▶ **Task requirements**: Print every line of the listing exactly, please.

= = =

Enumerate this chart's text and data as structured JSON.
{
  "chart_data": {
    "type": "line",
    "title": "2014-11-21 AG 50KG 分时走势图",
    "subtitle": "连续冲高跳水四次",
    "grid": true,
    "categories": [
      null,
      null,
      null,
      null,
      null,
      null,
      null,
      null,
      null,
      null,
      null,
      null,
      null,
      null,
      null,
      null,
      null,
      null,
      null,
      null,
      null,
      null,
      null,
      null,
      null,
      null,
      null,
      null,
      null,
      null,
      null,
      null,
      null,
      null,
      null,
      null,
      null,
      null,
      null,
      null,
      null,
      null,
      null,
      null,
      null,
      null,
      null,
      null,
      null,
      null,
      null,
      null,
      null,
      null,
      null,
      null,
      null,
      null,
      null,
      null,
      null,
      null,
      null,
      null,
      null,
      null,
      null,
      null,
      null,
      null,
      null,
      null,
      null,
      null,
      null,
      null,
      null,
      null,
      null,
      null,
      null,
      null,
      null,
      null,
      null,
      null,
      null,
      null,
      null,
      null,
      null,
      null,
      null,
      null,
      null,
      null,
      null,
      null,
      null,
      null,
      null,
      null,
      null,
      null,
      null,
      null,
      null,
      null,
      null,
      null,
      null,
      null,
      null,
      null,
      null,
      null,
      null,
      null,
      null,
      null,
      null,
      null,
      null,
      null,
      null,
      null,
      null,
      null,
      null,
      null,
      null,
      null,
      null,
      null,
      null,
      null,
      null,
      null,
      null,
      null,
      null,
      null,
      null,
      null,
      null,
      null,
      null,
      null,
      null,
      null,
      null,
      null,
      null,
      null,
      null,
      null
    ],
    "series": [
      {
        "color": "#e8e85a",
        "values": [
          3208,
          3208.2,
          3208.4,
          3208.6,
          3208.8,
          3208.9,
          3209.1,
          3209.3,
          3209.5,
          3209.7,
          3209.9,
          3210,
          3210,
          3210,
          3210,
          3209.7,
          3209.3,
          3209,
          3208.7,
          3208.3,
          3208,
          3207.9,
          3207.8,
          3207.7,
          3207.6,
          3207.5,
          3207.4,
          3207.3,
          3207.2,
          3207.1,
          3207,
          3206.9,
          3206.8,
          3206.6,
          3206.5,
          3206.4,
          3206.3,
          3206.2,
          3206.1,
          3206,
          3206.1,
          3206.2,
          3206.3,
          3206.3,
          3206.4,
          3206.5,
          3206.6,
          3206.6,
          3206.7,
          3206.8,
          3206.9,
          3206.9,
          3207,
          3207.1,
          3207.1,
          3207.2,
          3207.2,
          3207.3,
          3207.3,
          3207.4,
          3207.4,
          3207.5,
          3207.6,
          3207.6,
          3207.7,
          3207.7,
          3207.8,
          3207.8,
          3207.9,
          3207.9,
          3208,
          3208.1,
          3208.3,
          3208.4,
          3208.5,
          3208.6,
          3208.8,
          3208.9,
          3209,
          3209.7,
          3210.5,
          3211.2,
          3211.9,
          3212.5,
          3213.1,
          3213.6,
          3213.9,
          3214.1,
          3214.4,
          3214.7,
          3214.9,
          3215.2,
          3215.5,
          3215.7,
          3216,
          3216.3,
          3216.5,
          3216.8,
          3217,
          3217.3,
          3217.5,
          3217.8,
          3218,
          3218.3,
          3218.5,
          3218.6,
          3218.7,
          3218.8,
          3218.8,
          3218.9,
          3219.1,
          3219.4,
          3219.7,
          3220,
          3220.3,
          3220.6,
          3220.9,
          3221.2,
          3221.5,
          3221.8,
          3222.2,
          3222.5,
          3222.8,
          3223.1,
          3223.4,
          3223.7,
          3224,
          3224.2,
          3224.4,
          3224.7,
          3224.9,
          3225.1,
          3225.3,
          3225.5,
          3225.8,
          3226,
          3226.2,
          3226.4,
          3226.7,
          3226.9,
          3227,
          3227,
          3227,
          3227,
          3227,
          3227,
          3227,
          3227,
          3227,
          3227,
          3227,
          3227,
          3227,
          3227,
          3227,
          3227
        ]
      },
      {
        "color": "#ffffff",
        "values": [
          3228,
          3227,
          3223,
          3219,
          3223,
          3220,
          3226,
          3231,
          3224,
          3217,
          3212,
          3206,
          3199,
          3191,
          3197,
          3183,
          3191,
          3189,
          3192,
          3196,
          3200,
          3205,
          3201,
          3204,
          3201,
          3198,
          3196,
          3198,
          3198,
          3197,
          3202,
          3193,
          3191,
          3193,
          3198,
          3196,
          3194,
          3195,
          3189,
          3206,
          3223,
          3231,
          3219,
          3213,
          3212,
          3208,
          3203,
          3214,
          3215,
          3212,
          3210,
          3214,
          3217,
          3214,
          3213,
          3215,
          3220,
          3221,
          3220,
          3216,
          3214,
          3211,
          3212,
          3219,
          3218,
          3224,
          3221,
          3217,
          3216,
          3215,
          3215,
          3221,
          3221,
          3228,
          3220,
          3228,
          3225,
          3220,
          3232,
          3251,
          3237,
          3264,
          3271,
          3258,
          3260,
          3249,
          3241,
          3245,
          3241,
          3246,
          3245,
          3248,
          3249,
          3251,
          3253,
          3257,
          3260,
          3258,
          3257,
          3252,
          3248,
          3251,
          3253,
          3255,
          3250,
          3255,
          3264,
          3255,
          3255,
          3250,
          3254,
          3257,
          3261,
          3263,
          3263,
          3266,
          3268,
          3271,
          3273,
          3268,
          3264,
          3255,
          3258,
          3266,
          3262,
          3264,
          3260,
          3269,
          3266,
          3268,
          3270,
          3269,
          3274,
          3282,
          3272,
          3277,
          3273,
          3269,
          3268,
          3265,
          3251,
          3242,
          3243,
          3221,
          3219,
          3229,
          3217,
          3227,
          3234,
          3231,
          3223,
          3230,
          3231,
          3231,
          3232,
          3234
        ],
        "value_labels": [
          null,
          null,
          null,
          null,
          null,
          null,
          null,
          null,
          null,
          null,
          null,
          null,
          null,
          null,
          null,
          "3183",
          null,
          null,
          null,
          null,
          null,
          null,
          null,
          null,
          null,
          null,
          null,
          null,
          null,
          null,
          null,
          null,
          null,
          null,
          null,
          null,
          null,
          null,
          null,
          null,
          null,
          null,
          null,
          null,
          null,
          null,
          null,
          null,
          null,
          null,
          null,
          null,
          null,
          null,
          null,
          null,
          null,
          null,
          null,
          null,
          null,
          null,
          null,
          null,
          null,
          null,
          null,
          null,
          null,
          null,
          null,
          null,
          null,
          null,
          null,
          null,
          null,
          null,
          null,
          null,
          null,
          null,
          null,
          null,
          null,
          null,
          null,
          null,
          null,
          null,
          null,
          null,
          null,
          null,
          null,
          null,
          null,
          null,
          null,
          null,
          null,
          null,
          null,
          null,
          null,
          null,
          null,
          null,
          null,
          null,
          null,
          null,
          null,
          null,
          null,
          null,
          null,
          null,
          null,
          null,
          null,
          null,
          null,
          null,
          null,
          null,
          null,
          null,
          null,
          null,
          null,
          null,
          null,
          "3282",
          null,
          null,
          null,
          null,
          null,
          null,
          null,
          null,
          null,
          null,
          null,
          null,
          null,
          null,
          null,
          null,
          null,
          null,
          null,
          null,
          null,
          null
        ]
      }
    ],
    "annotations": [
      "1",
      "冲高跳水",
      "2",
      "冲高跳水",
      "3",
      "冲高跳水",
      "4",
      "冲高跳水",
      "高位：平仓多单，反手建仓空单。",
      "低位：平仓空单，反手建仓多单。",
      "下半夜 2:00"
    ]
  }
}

= = =

▶ **Completed task**:
Enumerate this chart's text and data as structured JSON.
{
  "chart_data": {
    "type": "line",
    "title": "2014-11-21 AG 50KG 分时走势图",
    "subtitle": "连续冲高跳水四次",
    "grid": true,
    "categories": [
      null,
      null,
      null,
      null,
      null,
      null,
      null,
      null,
      null,
      null,
      null,
      null,
      null,
      null,
      null,
      null,
      null,
      null,
      null,
      null,
      null,
      null,
      null,
      null,
      null,
      null,
      null,
      null,
      null,
      null,
      null,
      null,
      null,
      null,
      null,
      null,
      null,
      null,
      null,
      null,
      null,
      null,
      null,
      null,
      null,
      null,
      null,
      null,
      null,
      null,
      null,
      null,
      null,
      null,
      null,
      null,
      null,
      null,
      null,
      null,
      null,
      null,
      null,
      null,
      null,
      null,
      null,
      null,
      null,
      null,
      null,
      null,
      null,
      null,
      null,
      null,
      null,
      null,
      null,
      null,
      null,
      null,
      null,
      null,
      null,
      null,
      null,
      null,
      null,
      null,
      null,
      null,
      null,
      null,
      null,
      null,
      null,
      null,
      null,
      null,
      null,
      null,
      null,
      null,
      null,
      null,
      null,
      null,
      null,
      null,
      null,
      null,
      null,
      null,
      null,
      null,
      null,
      null,
      null,
      null,
      null,
      null,
      null,
      null,
      null,
      null,
      null,
      null,
      null,
      null,
      null,
      null,
      null,
      null,
      null,
      null,
      null,
      null,
      null,
      null,
      null,
      null,
      null,
      null,
      null,
      null,
      null,
      null,
      null,
      null,
      null,
      null,
      null,
      null,
      null,
      null
    ],
    "series": [
      {
        "color": "#e8e85a",
        "values": [
          3208,
          3208.2,
          3208.4,
          3208.6,
          3208.8,
          3208.9,
          3209.1,
          3209.3,
          3209.5,
          3209.7,
          3209.9,
          3210,
          3210,
          3210,
          3210,
          3209.7,
          3209.3,
          3209,
          3208.7,
          3208.3,
          3208,
          3207.9,
          3207.8,
          3207.7,
          3207.6,
          3207.5,
          3207.4,
          3207.3,
          3207.2,
          3207.1,
          3207,
          3206.9,
          3206.8,
          3206.6,
          3206.5,
          3206.4,
          3206.3,
          3206.2,
          3206.1,
          3206,
          3206.1,
          3206.2,
          3206.3,
          3206.3,
          3206.4,
          3206.5,
          3206.6,
          3206.6,
          3206.7,
          3206.8,
          3206.9,
          3206.9,
          3207,
          3207.1,
          3207.1,
          3207.2,
          3207.2,
          3207.3,
          3207.3,
          3207.4,
          3207.4,
          3207.5,
          3207.6,
          3207.6,
          3207.7,
          3207.7,
          3207.8,
          3207.8,
          3207.9,
          3207.9,
          3208,
          3208.1,
          3208.3,
          3208.4,
          3208.5,
          3208.6,
          3208.8,
          3208.9,
          3209,
          3209.7,
          3210.5,
          3211.2,
          3211.9,
          3212.5,
          3213.1,
          3213.6,
          3213.9,
          3214.1,
          3214.4,
          3214.7,
          3214.9,
          3215.2,
          3215.5,
          3215.7,
          3216,
          3216.3,
          3216.5,
          3216.8,
          3217,
          3217.3,
          3217.5,
          3217.8,
          3218,
          3218.3,
          3218.5,
          3218.6,
          3218.7,
          3218.8,
          3218.8,
          3218.9,
          3219.1,
          3219.4,
          3219.7,
          3220,
          3220.3,
          3220.6,
          3220.9,
          3221.2,
          3221.5,
          3221.8,
          3222.2,
          3222.5,
          3222.8,
          3223.1,
          3223.4,
          3223.7,
          3224,
          3224.2,
          3224.4,
          3224.7,
          3224.9,
          3225.1,
          3225.3,
          3225.5,
          3225.8,
          3226,
          3226.2,
          3226.4,
          3226.7,
          3226.9,
          3227,
          3227,
          3227,
          3227,
          3227,
          3227,
          3227,
          3227,
          3227,
          3227,
          3227,
          3227,
          3227,
          3227,
          3227,
          3227
        ]
      },
      {
        "color": "#ffffff",
        "values": [
          3228,
          3227,
          3223,
          3219,
          3223,
          3220,
          3226,
          3231,
          3224,
          3217,
          3212,
          3206,
          3199,
          3191,
          3197,
          3183,
          3191,
          3189,
          3192,
          3196,
          3200,
          3205,
          3201,
          3204,
          3201,
          3198,
          3196,
          3198,
          3198,
          3197,
          3202,
          3193,
          3191,
          3193,
          3198,
          3196,
          3194,
          3195,
          3189,
          3206,
          3223,
          3231,
          3219,
          3213,
          3212,
          3208,
          3203,
          3214,
          3215,
          3212,
          3210,
          3214,
          3217,
          3214,
          3213,
          3215,
          3220,
          3221,
          3220,
          3216,
          3214,
          3211,
          3212,
          3219,
          3218,
          3224,
          3221,
          3217,
          3216,
          3215,
          3215,
          3221,
          3221,
          3228,
          3220,
          3228,
          3225,
          3220,
          3232,
          3251,
          3237,
          3264,
          3271,
          3258,
          3260,
          3249,
          3241,
          3245,
          3241,
          3246,
          3245,
          3248,
          3249,
          3251,
          3253,
          3257,
          3260,
          3258,
          3257,
          3252,
          3248,
          3251,
          3253,
          3255,
          3250,
          3255,
          3264,
          3255,
          3255,
          3250,
          3254,
          3257,
          3261,
          3263,
          3263,
          3266,
          3268,
          3271,
          3273,
          3268,
          3264,
          3255,
          3258,
          3266,
          3262,
          3264,
          3260,
          3269,
          3266,
          3268,
          3270,
          3269,
          3274,
          3282,
          3272,
          3277,
          3273,
          3269,
          3268,
          3265,
          3251,
          3242,
          3243,
          3221,
          3219,
          3229,
          3217,
          3227,
          3234,
          3231,
          3223,
          3230,
          3231,
          3231,
          3232,
          3234
        ],
        "value_labels": [
          null,
          null,
          null,
          null,
          null,
          null,
          null,
          null,
          null,
          null,
          null,
          null,
          null,
          null,
          null,
          "3183",
          null,
          null,
          null,
          null,
          null,
          null,
          null,
          null,
          null,
          null,
          null,
          null,
          null,
          null,
          null,
          null,
          null,
          null,
          null,
          null,
          null,
          null,
          null,
          null,
          null,
          null,
          null,
          null,
          null,
          null,
          null,
          null,
          null,
          null,
          null,
          null,
          null,
          null,
          null,
          null,
          null,
          null,
          null,
          null,
          null,
          null,
          null,
          null,
          null,
          null,
          null,
          null,
          null,
          null,
          null,
          null,
          null,
          null,
          null,
          null,
          null,
          null,
          null,
          null,
          null,
          null,
          null,
          null,
          null,
          null,
          null,
          null,
          null,
          null,
          null,
          null,
          null,
          null,
          null,
          null,
          null,
          null,
          null,
          null,
          null,
          null,
          null,
          null,
          null,
          null,
          null,
          null,
          null,
          null,
          null,
          null,
          null,
          null,
          null,
          null,
          null,
          null,
          null,
          null,
          null,
          null,
          null,
          null,
          null,
          null,
          null,
          null,
          null,
          null,
          null,
          null,
          null,
          "3282",
          null,
          null,
          null,
          null,
          null,
          null,
          null,
          null,
          null,
          null,
          null,
          null,
          null,
          null,
          null,
          null,
          null,
          null,
          null,
          null,
          null,
          null
        ]
      }
    ],
    "annotations": [
      "1",
      "冲高跳水",
      "2",
      "冲高跳水",
      "3",
      "冲高跳水",
      "4",
      "冲高跳水",
      "高位：平仓多单，反手建仓空单。",
      "低位：平仓空单，反手建仓多单。",
      "下半夜 2:00"
    ]
  }
}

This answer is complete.